>> Begin
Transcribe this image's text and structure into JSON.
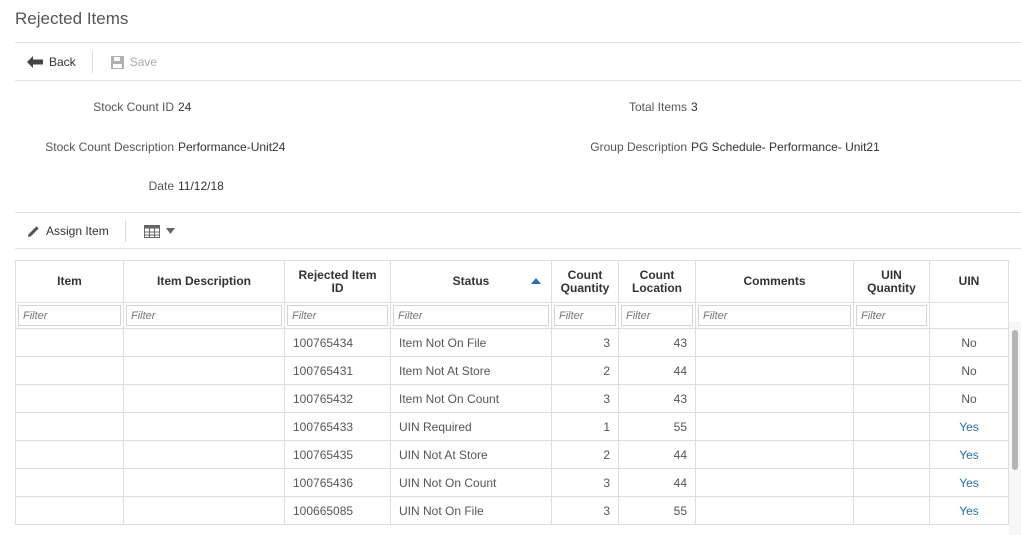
{
  "page": {
    "title": "Rejected Items"
  },
  "toolbar": {
    "back_label": "Back",
    "save_label": "Save"
  },
  "details": {
    "stock_count_id": {
      "label": "Stock Count ID",
      "value": "24"
    },
    "total_items": {
      "label": "Total Items",
      "value": "3"
    },
    "stock_count_description": {
      "label": "Stock Count Description",
      "value": "Performance-Unit24"
    },
    "group_description": {
      "label": "Group Description",
      "value": "PG Schedule- Performance- Unit21"
    },
    "date": {
      "label": "Date",
      "value": "11/12/18"
    }
  },
  "actions": {
    "assign_item_label": "Assign Item"
  },
  "table": {
    "columns": {
      "item": "Item",
      "item_description": "Item Description",
      "rejected_item_id": "Rejected Item ID",
      "status": "Status",
      "count_quantity": "Count Quantity",
      "count_location": "Count Location",
      "comments": "Comments",
      "uin_quantity": "UIN Quantity",
      "uin": "UIN"
    },
    "filter_placeholder": "Filter",
    "sorted_column": "status",
    "sort_direction": "ascending",
    "rows": [
      {
        "rejected_item_id": "100765434",
        "status": "Item Not On File",
        "count_quantity": "3",
        "count_location": "43",
        "uin": "No"
      },
      {
        "rejected_item_id": "100765431",
        "status": "Item Not At Store",
        "count_quantity": "2",
        "count_location": "44",
        "uin": "No"
      },
      {
        "rejected_item_id": "100765432",
        "status": "Item Not On Count",
        "count_quantity": "3",
        "count_location": "43",
        "uin": "No"
      },
      {
        "rejected_item_id": "100765433",
        "status": "UIN Required",
        "count_quantity": "1",
        "count_location": "55",
        "uin": "Yes"
      },
      {
        "rejected_item_id": "100765435",
        "status": "UIN Not At Store",
        "count_quantity": "2",
        "count_location": "44",
        "uin": "Yes"
      },
      {
        "rejected_item_id": "100765436",
        "status": "UIN Not On Count",
        "count_quantity": "3",
        "count_location": "44",
        "uin": "Yes"
      },
      {
        "rejected_item_id": "100665085",
        "status": "UIN Not On File",
        "count_quantity": "3",
        "count_location": "55",
        "uin": "Yes"
      }
    ]
  },
  "colors": {
    "link_blue": "#2a6fb3",
    "border": "#dedede"
  },
  "icons": {
    "back": "arrow-left-icon",
    "save": "floppy-disk-icon",
    "assign": "pencil-icon",
    "columns": "table-grid-icon"
  }
}
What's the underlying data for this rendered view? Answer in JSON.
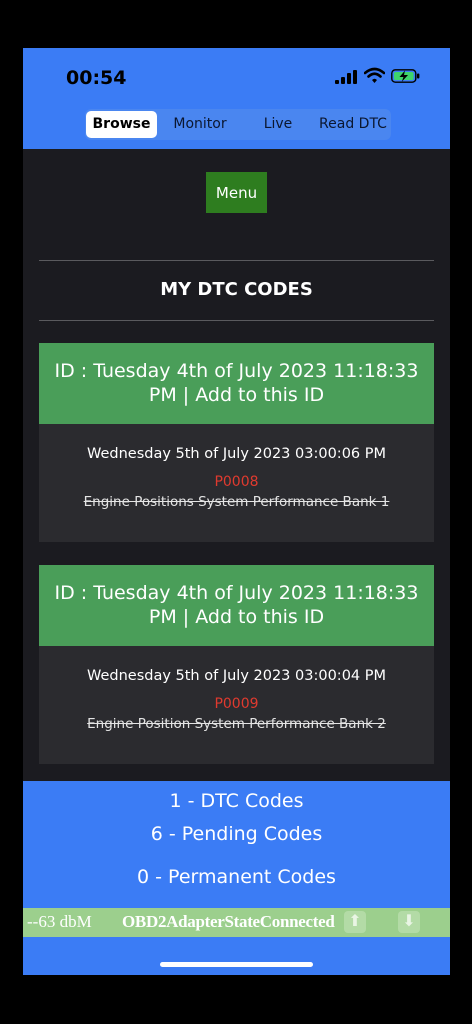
>> End
Short exercise
From the material above, copy everything exactly but the pictures.

Result below
Transcribe this image's text and structure into JSON.
{
  "page": {
    "title": "Rejected Items"
  },
  "toolbar": {
    "back_label": "Back",
    "save_label": "Save"
  },
  "details": {
    "stock_count_id": {
      "label": "Stock Count ID",
      "value": "24"
    },
    "total_items": {
      "label": "Total Items",
      "value": "3"
    },
    "stock_count_description": {
      "label": "Stock Count Description",
      "value": "Performance-Unit24"
    },
    "group_description": {
      "label": "Group Description",
      "value": "PG Schedule- Performance- Unit21"
    },
    "date": {
      "label": "Date",
      "value": "11/12/18"
    }
  },
  "actions": {
    "assign_item_label": "Assign Item"
  },
  "table": {
    "columns": {
      "item": "Item",
      "item_description": "Item Description",
      "rejected_item_id": "Rejected Item ID",
      "status": "Status",
      "count_quantity": "Count Quantity",
      "count_location": "Count Location",
      "comments": "Comments",
      "uin_quantity": "UIN Quantity",
      "uin": "UIN"
    },
    "filter_placeholder": "Filter",
    "sorted_column": "status",
    "sort_direction": "ascending",
    "rows": [
      {
        "rejected_item_id": "100765434",
        "status": "Item Not On File",
        "count_quantity": "3",
        "count_location": "43",
        "uin": "No"
      },
      {
        "rejected_item_id": "100765431",
        "status": "Item Not At Store",
        "count_quantity": "2",
        "count_location": "44",
        "uin": "No"
      },
      {
        "rejected_item_id": "100765432",
        "status": "Item Not On Count",
        "count_quantity": "3",
        "count_location": "43",
        "uin": "No"
      },
      {
        "rejected_item_id": "100765433",
        "status": "UIN Required",
        "count_quantity": "1",
        "count_location": "55",
        "uin": "Yes"
      },
      {
        "rejected_item_id": "100765435",
        "status": "UIN Not At Store",
        "count_quantity": "2",
        "count_location": "44",
        "uin": "Yes"
      },
      {
        "rejected_item_id": "100765436",
        "status": "UIN Not On Count",
        "count_quantity": "3",
        "count_location": "44",
        "uin": "Yes"
      },
      {
        "rejected_item_id": "100665085",
        "status": "UIN Not On File",
        "count_quantity": "3",
        "count_location": "55",
        "uin": "Yes"
      }
    ]
  },
  "colors": {
    "link_blue": "#2a6fb3",
    "border": "#dedede"
  },
  "icons": {
    "back": "arrow-left-icon",
    "save": "floppy-disk-icon",
    "assign": "pencil-icon",
    "columns": "table-grid-icon"
  }
}
What's the underlying data for this rendered view? Answer in JSON.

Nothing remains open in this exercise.